● **REQUIREMENT**: Find the lines of data that contain the string "xlabel", then list them.

● **EXTRACTED INFORMATION**:
-- begin --

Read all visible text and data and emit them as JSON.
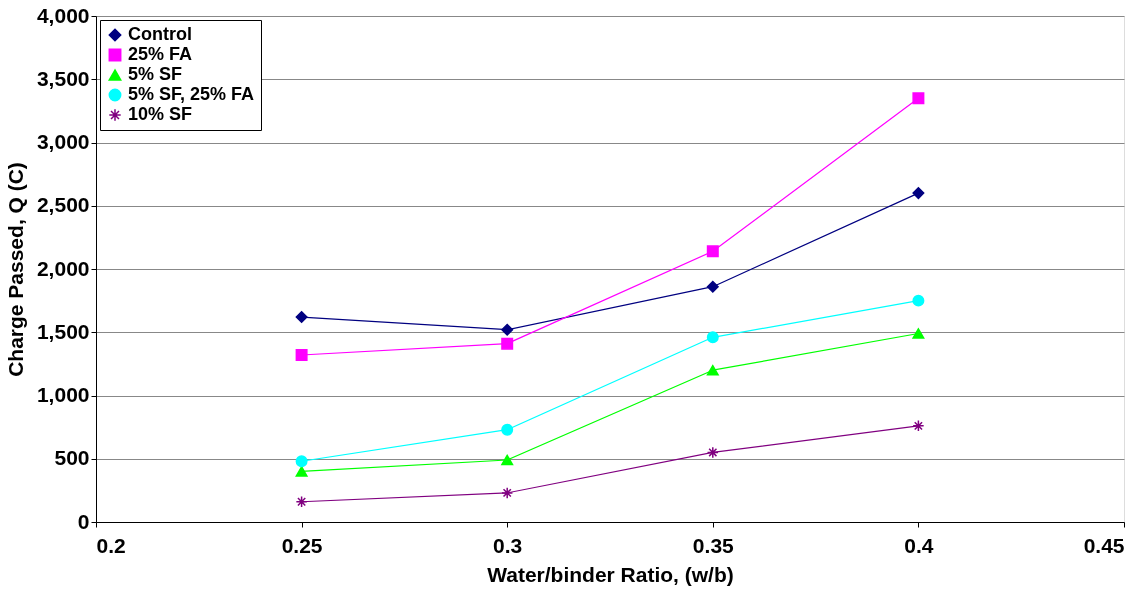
{
  "chart_data": {
    "type": "line",
    "xlabel": "Water/binder Ratio, (w/b)",
    "ylabel": "Charge Passed, Q (C)",
    "x": [
      0.25,
      0.3,
      0.35,
      0.4
    ],
    "series": [
      {
        "name": "Control",
        "color": "#000080",
        "marker": "diamond",
        "values": [
          1620,
          1520,
          1860,
          2600
        ]
      },
      {
        "name": "25% FA",
        "color": "#ff00ff",
        "marker": "square",
        "values": [
          1320,
          1410,
          2140,
          3350
        ]
      },
      {
        "name": "5% SF",
        "color": "#00ff00",
        "marker": "triangle",
        "values": [
          400,
          490,
          1200,
          1490
        ]
      },
      {
        "name": "5% SF, 25% FA",
        "color": "#00ffff",
        "marker": "circle",
        "values": [
          480,
          730,
          1460,
          1750
        ]
      },
      {
        "name": "10% SF",
        "color": "#800080",
        "marker": "cross",
        "values": [
          160,
          230,
          550,
          760
        ]
      }
    ],
    "xlim": [
      0.2,
      0.45
    ],
    "xticks": [
      0.2,
      0.25,
      0.3,
      0.35,
      0.4,
      0.45
    ],
    "ylim": [
      0,
      4000
    ],
    "yticks": [
      0,
      500,
      {
        "value": 1000,
        "label": "1,000"
      },
      {
        "value": 1500,
        "label": "1,500"
      },
      {
        "value": 2000,
        "label": "2,000"
      },
      {
        "value": 2500,
        "label": "2,500"
      },
      {
        "value": 3000,
        "label": "3,000"
      },
      {
        "value": 3500,
        "label": "3,500"
      },
      {
        "value": 4000,
        "label": "4,000"
      }
    ],
    "grid": "y",
    "legend": "top left",
    "line_style": "solid"
  }
}
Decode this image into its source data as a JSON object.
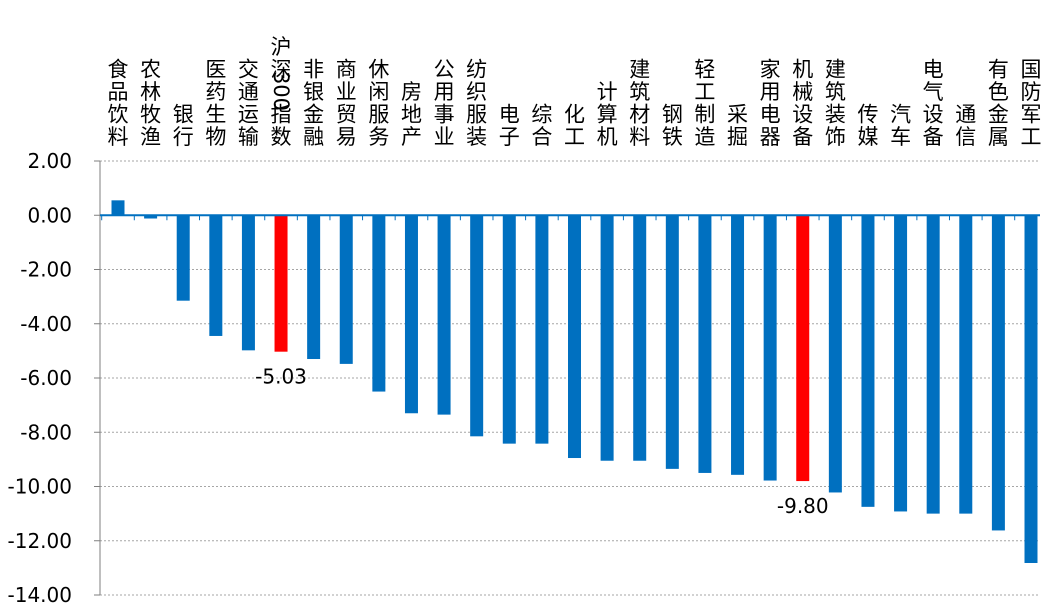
{
  "chart_data": {
    "type": "bar",
    "title": "",
    "xlabel": "",
    "ylabel": "",
    "ylim": [
      -14,
      2
    ],
    "yticks": [
      "2.00",
      "0.00",
      "-2.00",
      "-4.00",
      "-6.00",
      "-8.00",
      "-10.00",
      "-12.00",
      "-14.00"
    ],
    "categories": [
      "食品饮料",
      "农林牧渔",
      "银行",
      "医药生物",
      "交通运输",
      "沪深300指数",
      "非银金融",
      "商业贸易",
      "休闲服务",
      "房地产",
      "公用事业",
      "纺织服装",
      "电子",
      "综合",
      "化工",
      "计算机",
      "建筑材料",
      "钢铁",
      "轻工制造",
      "采掘",
      "家用电器",
      "机械设备",
      "建筑装饰",
      "传媒",
      "汽车",
      "电气设备",
      "通信",
      "有色金属",
      "国防军工"
    ],
    "values": [
      0.55,
      -0.12,
      -3.15,
      -4.45,
      -4.98,
      -5.03,
      -5.3,
      -5.48,
      -6.5,
      -7.3,
      -7.35,
      -8.15,
      -8.42,
      -8.42,
      -8.95,
      -9.05,
      -9.05,
      -9.35,
      -9.5,
      -9.57,
      -9.78,
      -9.8,
      -10.22,
      -10.75,
      -10.92,
      -11.0,
      -11.0,
      -11.62,
      -12.82
    ],
    "highlighted": [
      "沪深300指数",
      "机械设备"
    ],
    "data_labels": [
      {
        "category": "沪深300指数",
        "text": "-5.03"
      },
      {
        "category": "机械设备",
        "text": "-9.80"
      }
    ],
    "colors": {
      "bar": "#0070C0",
      "highlight": "#FF0000",
      "axis": "#0070C0",
      "grid": "#A6A6A6"
    },
    "grid": true,
    "legend": "none"
  }
}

-- end --

● **EXERCISE RESPONSE**:
    "xlabel": "Water/binder Ratio, (w/b)",
    "xlabel": "",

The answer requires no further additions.